__WHAT YOU SHOULD DO__
Retype the full set of records. Keep every character identical.

__EXTRACTED RECORDS__
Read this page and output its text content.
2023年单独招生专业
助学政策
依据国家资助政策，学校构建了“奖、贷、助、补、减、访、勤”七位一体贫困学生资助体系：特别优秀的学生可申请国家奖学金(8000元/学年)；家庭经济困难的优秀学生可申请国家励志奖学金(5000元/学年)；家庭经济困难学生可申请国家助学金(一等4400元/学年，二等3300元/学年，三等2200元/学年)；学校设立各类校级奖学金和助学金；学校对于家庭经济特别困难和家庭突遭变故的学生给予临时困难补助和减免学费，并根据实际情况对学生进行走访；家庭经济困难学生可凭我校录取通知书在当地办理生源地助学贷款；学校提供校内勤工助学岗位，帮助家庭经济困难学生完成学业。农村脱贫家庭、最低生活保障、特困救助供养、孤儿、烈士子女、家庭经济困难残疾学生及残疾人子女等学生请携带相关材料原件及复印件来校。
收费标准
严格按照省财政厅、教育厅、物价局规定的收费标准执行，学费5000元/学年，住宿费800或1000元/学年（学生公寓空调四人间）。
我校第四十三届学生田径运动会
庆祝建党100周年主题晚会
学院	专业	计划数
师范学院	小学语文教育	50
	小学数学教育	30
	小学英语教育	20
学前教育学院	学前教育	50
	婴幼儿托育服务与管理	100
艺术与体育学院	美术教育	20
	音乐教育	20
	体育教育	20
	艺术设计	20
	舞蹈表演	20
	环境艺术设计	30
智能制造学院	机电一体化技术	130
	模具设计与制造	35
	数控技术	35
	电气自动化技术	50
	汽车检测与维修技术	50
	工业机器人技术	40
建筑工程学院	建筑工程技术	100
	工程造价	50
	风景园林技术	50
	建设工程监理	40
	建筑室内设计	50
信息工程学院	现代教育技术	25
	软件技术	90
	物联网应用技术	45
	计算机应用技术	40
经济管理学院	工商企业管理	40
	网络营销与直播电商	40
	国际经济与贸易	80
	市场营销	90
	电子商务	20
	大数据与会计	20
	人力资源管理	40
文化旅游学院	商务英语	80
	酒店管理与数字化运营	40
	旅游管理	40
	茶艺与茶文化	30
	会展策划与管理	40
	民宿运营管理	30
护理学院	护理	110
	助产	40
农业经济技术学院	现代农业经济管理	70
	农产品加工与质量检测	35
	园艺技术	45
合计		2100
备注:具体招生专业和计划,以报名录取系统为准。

__SOLUTION FOR THIS PROBLEM__
Read this page and output its text content.
2023年单独招生专业
助学政策
依据国家资助政策，学校构建了“奖、贷、助、补、减、访、勤”七位一体贫困学生资助体系：特别优秀的学生可申请国家奖学金(8000元/学年)；家庭经济困难的优秀学生可申请国家励志奖学金(5000元/学年)；家庭经济困难学生可申请国家助学金(一等4400元/学年，二等3300元/学年，三等2200元/学年)；学校设立各类校级奖学金和助学金；学校对于家庭经济特别困难和家庭突遭变故的学生给予临时困难补助和减免学费，并根据实际情况对学生进行走访；家庭经济困难学生可凭我校录取通知书在当地办理生源地助学贷款；学校提供校内勤工助学岗位，帮助家庭经济困难学生完成学业。农村脱贫家庭、最低生活保障、特困救助供养、孤儿、烈士子女、家庭经济困难残疾学生及残疾人子女等学生请携带相关材料原件及复印件来校。
收费标准
严格按照省财政厅、教育厅、物价局规定的收费标准执行，学费5000元/学年，住宿费800或1000元/学年（学生公寓空调四人间）。
我校第四十三届学生田径运动会
庆祝建党100周年主题晚会
学院	专业	计划数
师范学院	小学语文教育	50
	小学数学教育	30
	小学英语教育	20
学前教育学院	学前教育	50
	婴幼儿托育服务与管理	100
艺术与体育学院	美术教育	20
	音乐教育	20
	体育教育	20
	艺术设计	20
	舞蹈表演	20
	环境艺术设计	30
智能制造学院	机电一体化技术	130
	模具设计与制造	35
	数控技术	35
	电气自动化技术	50
	汽车检测与维修技术	50
	工业机器人技术	40
建筑工程学院	建筑工程技术	100
	工程造价	50
	风景园林技术	50
	建设工程监理	40
	建筑室内设计	50
信息工程学院	现代教育技术	25
	软件技术	90
	物联网应用技术	45
	计算机应用技术	40
经济管理学院	工商企业管理	40
	网络营销与直播电商	40
	国际经济与贸易	80
	市场营销	90
	电子商务	20
	大数据与会计	20
	人力资源管理	40
文化旅游学院	商务英语	80
	酒店管理与数字化运营	40
	旅游管理	40
	茶艺与茶文化	30
	会展策划与管理	40
	民宿运营管理	30
护理学院	护理	110
	助产	40
农业经济技术学院	现代农业经济管理	70
	农产品加工与质量检测	35
	园艺技术	45
合计		2100
备注:具体招生专业和计划,以报名录取系统为准。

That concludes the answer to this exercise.